PROVIDED PASSAGE:
The Service Library Service
Adam's organization was going through a period of rapid growth. Part of this growth was spinning up new backend services to support new functionality. The growth would have been extremely fast, except for one thing applying back pressure: for some reason, spinning up a new service meant recompiling and redeploying all the other services.
Adam didn't understand why, but it seemed like an obvious place to start poking at something for improvement. All of the services depended on a library called "ServiceLib"- though not all of them actually used the library. The library was a set of utilities for administering, detecting, and interacting with services in their environment- essentially a homegrown fabric/bus architecture.
It didn't take long, looking at the source control history, to understand why there was a rebuild after the release of every service. Each service triggered a one line change in this:
enum class Services { IniTechBase = 103, IniTechAdvanced = 99, IniTechFooServer = 102, … }Each service had a unique, numerical identifier, and this mapped them into an enumerated type.
Adam went to the tech lead, Raymond. "Hey, I've got an idea for speeding up our release process- we should stop hard coding the service IDs in ServiceLib."
Raymond looked at Adam like one might examine an over-enthusiastic lemur. "They're not hard-coded. We store them in an enum."
Eventually Raymond got promoted- for all of their heroic work on managing this rapidly expanding library of services. The new tech lead who came on was much more amenable to "not storing rapidly changing service IDs in an enum", and "not making every service depend on a library they often don't need", and "putting admin functionality in every service because they're linked to that library whether they like it or not."
Eventually, ServiceLib became its own service, and actually helped- instead of hindered- delivering new functionality.
Unfortunately, with no more highly visible heroics to deliver functionality, the entire department became a career dead end. Sure, they delivered on time and under budget consistently, but there were no rockstar developers like Raymond on the team anymore, the real up-and-comers who were pushing themselves.

INFORMATION GIVEN:
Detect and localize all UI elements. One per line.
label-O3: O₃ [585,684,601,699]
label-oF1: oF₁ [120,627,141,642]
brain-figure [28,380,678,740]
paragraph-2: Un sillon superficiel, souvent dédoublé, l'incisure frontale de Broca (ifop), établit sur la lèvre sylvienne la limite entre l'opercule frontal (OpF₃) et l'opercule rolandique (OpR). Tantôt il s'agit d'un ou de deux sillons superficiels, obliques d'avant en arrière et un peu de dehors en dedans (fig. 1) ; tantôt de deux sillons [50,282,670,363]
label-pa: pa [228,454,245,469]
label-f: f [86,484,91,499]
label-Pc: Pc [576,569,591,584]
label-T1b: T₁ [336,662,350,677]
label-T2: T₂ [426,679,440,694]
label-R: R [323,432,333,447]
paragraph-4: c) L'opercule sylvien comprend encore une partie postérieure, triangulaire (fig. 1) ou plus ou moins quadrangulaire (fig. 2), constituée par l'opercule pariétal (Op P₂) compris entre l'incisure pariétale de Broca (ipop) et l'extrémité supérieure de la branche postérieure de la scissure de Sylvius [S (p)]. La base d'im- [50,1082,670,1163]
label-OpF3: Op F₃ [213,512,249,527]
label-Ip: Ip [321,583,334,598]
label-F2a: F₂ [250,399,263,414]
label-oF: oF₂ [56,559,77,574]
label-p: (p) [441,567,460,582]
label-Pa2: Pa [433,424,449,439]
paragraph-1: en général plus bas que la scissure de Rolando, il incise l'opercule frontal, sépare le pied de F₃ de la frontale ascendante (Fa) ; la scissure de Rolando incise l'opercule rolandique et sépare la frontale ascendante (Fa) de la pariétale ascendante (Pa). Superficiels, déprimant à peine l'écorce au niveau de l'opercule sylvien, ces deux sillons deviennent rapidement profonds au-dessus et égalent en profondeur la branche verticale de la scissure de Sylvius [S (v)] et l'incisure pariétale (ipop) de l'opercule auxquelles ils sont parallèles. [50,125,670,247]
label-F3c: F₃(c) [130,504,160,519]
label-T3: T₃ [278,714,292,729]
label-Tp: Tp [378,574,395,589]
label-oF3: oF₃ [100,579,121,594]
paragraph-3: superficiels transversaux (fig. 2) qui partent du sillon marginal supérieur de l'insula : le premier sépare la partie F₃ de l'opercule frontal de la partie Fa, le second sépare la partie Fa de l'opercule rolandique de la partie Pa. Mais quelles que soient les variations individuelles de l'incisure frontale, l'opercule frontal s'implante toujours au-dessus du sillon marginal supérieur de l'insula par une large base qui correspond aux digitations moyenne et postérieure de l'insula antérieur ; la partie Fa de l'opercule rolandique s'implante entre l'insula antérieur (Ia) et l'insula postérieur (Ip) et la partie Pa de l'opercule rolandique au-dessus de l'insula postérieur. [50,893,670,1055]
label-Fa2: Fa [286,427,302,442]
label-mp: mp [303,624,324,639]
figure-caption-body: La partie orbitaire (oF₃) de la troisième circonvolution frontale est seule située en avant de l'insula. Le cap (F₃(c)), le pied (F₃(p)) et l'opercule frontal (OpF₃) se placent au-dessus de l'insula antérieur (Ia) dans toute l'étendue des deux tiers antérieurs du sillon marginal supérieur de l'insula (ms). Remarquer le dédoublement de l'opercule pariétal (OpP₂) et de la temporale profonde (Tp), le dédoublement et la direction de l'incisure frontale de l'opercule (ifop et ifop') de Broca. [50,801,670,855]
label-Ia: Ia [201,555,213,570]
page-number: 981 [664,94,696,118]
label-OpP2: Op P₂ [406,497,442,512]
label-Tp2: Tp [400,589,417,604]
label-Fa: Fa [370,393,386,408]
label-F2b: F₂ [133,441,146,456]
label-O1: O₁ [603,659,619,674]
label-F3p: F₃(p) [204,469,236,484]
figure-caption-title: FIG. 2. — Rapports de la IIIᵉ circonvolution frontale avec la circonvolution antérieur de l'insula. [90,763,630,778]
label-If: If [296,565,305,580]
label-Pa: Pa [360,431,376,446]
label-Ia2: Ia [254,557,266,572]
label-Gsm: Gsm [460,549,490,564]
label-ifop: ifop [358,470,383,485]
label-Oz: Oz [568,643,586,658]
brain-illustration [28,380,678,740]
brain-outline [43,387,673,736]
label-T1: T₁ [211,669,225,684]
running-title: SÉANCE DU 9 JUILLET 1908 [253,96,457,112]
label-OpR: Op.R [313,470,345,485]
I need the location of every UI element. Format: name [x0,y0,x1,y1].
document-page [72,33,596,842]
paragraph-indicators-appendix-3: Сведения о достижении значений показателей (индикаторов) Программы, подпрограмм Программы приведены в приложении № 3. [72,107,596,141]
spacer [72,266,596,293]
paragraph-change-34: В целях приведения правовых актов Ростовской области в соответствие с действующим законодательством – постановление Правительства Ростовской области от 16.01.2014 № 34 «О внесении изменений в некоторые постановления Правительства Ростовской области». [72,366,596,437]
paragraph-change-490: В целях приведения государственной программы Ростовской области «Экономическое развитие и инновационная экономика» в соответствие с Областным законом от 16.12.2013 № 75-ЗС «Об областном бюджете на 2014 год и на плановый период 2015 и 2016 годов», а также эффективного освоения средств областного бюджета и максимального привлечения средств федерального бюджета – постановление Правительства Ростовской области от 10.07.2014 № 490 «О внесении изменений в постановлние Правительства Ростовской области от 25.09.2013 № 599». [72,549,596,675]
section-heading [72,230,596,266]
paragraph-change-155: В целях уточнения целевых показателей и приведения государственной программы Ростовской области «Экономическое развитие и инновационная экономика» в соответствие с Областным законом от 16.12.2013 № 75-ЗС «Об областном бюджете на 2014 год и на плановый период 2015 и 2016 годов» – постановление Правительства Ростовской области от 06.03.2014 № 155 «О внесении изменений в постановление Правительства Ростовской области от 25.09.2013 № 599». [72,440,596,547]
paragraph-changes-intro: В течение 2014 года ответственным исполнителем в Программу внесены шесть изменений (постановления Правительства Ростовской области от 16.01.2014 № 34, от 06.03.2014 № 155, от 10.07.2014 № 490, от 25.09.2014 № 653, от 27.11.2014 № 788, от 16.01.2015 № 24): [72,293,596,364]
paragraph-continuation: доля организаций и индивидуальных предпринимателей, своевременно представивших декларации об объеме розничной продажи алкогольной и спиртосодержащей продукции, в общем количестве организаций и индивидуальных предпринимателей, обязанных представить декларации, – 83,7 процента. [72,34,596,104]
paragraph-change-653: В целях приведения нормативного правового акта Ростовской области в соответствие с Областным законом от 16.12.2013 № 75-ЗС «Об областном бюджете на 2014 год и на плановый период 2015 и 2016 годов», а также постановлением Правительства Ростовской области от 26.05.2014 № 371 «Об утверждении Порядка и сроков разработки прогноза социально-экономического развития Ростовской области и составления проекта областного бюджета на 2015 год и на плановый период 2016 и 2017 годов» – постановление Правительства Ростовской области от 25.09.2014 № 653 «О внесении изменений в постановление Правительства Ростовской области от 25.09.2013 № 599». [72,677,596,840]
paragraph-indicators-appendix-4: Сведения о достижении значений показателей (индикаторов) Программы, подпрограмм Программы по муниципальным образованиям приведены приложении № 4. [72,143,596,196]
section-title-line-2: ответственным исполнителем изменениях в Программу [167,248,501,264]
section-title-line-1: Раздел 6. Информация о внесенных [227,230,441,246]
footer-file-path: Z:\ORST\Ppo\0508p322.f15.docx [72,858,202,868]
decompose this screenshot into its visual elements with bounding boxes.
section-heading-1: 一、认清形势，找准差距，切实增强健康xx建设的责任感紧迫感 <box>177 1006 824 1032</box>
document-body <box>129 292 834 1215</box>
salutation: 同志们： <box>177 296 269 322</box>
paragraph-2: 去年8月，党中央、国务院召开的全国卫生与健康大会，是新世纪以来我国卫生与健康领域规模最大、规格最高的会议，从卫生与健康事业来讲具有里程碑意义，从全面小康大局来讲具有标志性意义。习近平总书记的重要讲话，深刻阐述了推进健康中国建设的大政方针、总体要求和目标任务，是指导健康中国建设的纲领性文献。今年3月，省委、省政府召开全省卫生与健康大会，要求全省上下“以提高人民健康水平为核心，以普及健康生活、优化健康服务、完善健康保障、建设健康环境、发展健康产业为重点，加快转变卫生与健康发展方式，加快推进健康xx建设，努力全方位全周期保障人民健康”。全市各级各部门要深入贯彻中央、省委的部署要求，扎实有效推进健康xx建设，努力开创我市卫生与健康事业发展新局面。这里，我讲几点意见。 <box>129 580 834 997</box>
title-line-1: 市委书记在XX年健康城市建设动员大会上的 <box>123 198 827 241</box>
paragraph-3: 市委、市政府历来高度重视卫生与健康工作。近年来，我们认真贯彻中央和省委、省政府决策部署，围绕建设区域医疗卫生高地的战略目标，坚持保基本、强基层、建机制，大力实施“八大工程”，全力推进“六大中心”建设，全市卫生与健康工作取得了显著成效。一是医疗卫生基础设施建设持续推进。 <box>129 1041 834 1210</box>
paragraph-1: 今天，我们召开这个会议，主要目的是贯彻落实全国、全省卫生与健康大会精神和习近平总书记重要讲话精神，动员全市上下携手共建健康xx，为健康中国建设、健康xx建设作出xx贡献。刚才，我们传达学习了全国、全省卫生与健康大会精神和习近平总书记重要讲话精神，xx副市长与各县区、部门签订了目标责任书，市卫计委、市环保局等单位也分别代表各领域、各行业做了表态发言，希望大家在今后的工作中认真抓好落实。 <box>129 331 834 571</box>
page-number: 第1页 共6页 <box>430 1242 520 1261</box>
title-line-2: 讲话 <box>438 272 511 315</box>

ACTION ITEM: Set down the service library passage word for word, between "Unfortunately, with no" and "were pushing themselves.", inclusive.

RESPONSE FOR THIS EXERCISE:
Unfortunately, with no more highly visible heroics to deliver functionality, the entire department became a career dead end. Sure, they delivered on time and under budget consistently, but there were no rockstar developers like Raymond on the team anymore, the real up-and-comers who were pushing themselves.